■ TASK LIST
1. Reproduce word for word the passage of the Panopto on-demand viewing review from "Again, all this" up to and including "a big deal.".
2. Render this sentence from the Panopto on-demand viewing review in Spanish: "Paradoxically, the situation for mobile viewers of on-demand content is much cleaner."
3. Write the next part of the Panopto on-demand viewing review, picking up after its last sentence.

■ DOCUMENT SECTION
↓
Figure 7. Here’s the on-demand experience of a live webinar (or recorded presentation). 

Again, all this is pretty straightforward. The only concern is in the main viewing window on the right, specifically the two tabs on the upper left for Slides and Screen Capture. The Slides tab shows the PowerPoint slides, while Screen Capture shows what was shown in the same window during the live webinar. If a viewer clicks the Slides tab for some reason, they may miss action taking place in the Screen Capture tab. Since the Slides tab performs no useful purpose that I can see, Panopto should consider removing it or at least allowing users and producers the option to remove it. Either way, it’s probably not a big deal.

Paradoxically, the situation for mobile viewers of on-demand content is much cleaner. That is, on tablets, all they see is the Screen Capture content with the webcam on the upper left, similar to what you see in Figure 6, except there are no tabs, just the content. On smartphones, the webcam window gets embedded on the lower right, outside the Screen Capture content, so there’s no obscured content.
↑
(Layout annotation records)
↓
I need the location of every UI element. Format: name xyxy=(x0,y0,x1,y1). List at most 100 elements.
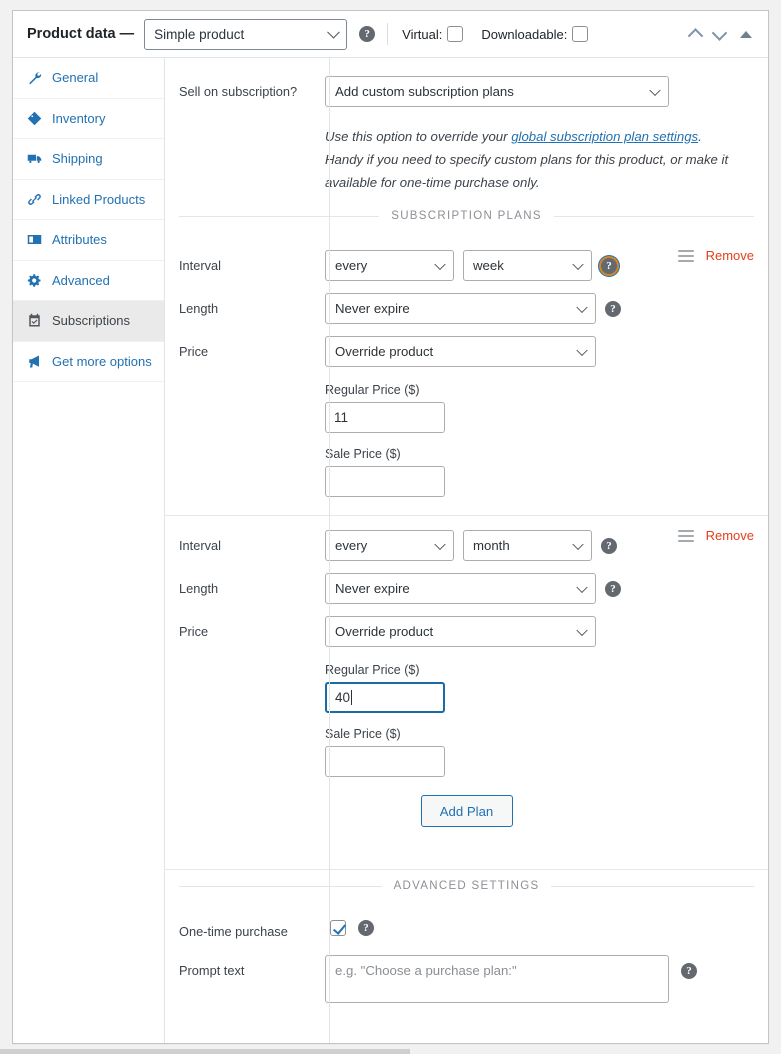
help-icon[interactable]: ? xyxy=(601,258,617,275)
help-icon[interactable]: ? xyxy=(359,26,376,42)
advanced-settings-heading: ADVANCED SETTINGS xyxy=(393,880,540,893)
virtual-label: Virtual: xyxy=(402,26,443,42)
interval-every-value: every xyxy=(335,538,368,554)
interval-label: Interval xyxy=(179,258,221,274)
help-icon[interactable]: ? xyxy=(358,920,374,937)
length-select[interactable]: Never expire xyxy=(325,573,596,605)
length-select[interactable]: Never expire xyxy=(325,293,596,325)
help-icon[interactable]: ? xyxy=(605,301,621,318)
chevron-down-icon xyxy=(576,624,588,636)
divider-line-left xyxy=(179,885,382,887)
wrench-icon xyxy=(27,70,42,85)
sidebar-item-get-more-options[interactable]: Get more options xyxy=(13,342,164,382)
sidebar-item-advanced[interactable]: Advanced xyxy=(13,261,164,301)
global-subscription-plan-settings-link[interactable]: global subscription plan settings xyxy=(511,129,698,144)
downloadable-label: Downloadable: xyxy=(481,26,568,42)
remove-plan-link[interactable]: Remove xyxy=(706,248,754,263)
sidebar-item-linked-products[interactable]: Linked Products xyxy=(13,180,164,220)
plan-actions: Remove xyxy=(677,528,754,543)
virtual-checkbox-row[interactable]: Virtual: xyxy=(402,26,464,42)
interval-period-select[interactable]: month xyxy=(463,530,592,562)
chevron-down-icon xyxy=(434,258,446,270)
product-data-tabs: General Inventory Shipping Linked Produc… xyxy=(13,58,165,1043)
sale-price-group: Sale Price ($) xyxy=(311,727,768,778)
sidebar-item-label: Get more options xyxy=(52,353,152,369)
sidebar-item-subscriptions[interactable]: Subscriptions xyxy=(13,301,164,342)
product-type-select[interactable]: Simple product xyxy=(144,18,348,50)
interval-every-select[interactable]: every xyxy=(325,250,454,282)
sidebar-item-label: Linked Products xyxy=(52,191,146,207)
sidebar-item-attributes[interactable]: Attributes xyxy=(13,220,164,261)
↑
■ REPLIES
1.
Again, all this is pretty straightforward. The only concern is in the main viewing window on the right, specifically the two tabs on the upper left for Slides and Screen Capture. The Slides tab shows the PowerPoint slides, while Screen Capture shows what was shown in the same window during the live webinar. If a viewer clicks the Slides tab for some reason, they may miss action taking place in the Screen Capture tab. Since the Slides tab performs no useful purpose that I can see, Panopto should consider removing it or at least allowing users and producers the option to remove it. Either way, it’s probably not a big deal.

2. Paradójicamente, la situación para los espectadores móviles del contenido bajo demanda es mucho más limpia.

3.
The potential for problems and confusion gets much more serious when you add a document camera or other source into the picture (Figure 8). During the event itself, Panopto displays another tab for Object Video in the main window, which contains the document camera. As presenter, you have no simple way to direct which tab the viewer watches; if you’re switching back and forth between your desktop and the document viewer, you have to instruct viewers to do the same. Or, within the Panopto interface, you can add the document camera to the presentation when you want to show documents, and delete it from the presentation when you’re done with it. This would open the Object Video tab while the document camera was configured in, and delete the tab and return to the Screen Capture tab when it’s removed.

Figure 8. A live webcast -- you have to tell the viewer to switch tabs to watch the correct stream.

Both of these solutions are awkward and error-prone; Panopto needs a simpler mechanism to allow the presenter to control what the viewer actually sees. For example, webcast systems such as Go To Webinar or Google Plus Hangouts typically record and transmit what’s showing on the screen, a much simpler approach. While you don’t maintain the screen and document camera as separate inputs for subsequent editing, I’m not sure this is useful to most presenters, who typically want to edit as little as possible.

On-demand viewing of a webinar recorded with a second video source is even more confusing, as shown in Figure 9. Unless you edit the second video in and out after the presentation, the viewers will be forced to manually change the tabs themselves to view the right stream. On mobile devices, where the tabs aren’t available, they’ll only see the document camera unless and until you edit the event.

Figure 9. Until you edit the event, the viewer has multiple viewing choices that won’t automatically switch.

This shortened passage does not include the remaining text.